■ **DIRECTIONS FOR THIS TASK**
Only lines holding the string "Name" are wanted; copy each one from the material.

○ ○ ○ ○

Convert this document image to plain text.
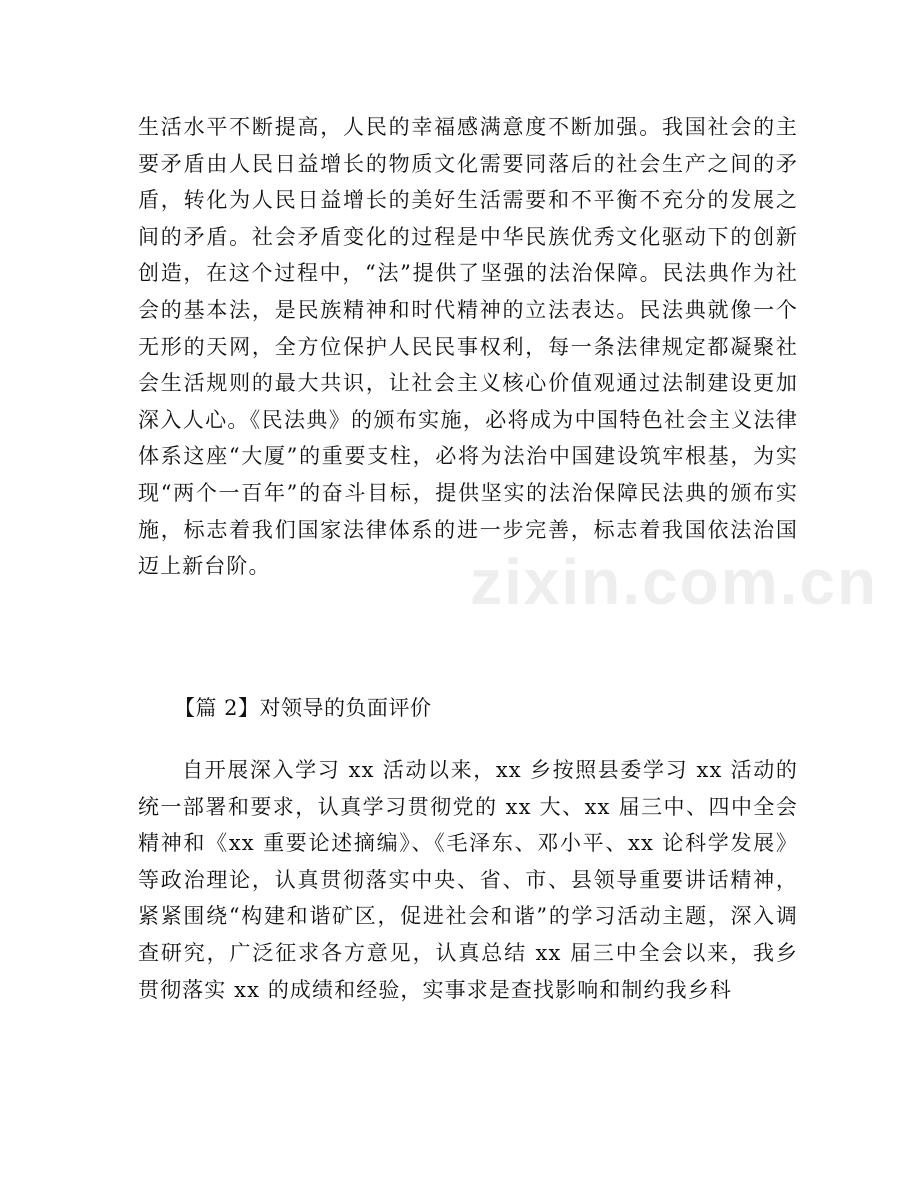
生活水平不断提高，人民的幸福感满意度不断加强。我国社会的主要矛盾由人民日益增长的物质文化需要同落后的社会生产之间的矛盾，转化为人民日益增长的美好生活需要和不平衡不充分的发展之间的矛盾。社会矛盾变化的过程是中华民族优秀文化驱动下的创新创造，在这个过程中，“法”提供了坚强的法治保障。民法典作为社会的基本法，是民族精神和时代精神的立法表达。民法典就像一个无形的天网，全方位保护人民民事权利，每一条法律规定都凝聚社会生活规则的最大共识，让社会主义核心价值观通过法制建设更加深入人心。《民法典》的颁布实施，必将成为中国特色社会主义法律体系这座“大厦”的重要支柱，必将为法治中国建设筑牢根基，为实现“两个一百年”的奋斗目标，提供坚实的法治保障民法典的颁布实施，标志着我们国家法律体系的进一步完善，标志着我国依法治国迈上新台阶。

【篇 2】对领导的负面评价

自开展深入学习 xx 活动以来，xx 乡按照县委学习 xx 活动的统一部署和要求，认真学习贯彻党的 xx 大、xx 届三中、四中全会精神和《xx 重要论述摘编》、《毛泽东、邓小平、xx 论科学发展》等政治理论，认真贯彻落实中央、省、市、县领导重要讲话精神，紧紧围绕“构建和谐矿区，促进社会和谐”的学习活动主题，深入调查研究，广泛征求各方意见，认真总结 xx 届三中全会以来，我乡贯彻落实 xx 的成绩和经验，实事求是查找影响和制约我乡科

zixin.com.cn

○ ○ ○ ○

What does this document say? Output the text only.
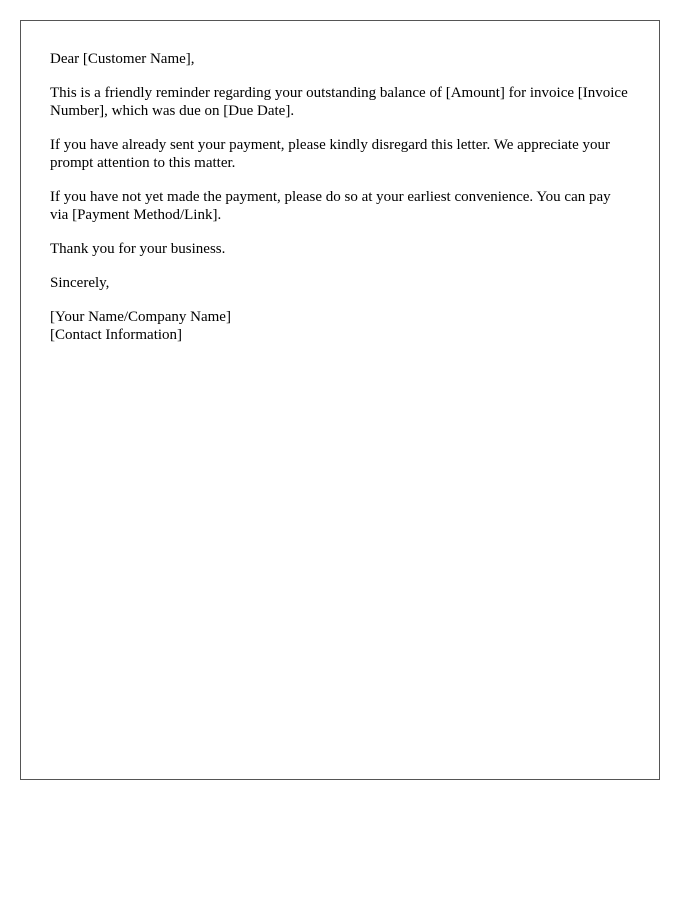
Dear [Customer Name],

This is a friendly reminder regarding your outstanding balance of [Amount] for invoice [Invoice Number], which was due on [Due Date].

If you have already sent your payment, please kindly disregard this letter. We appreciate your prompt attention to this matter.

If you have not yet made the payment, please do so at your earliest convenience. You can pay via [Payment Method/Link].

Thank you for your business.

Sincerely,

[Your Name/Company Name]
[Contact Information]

○ ○ ○ ○

■ **CORRECT RESULT**
Dear [Customer Name],
[Your Name/Company Name]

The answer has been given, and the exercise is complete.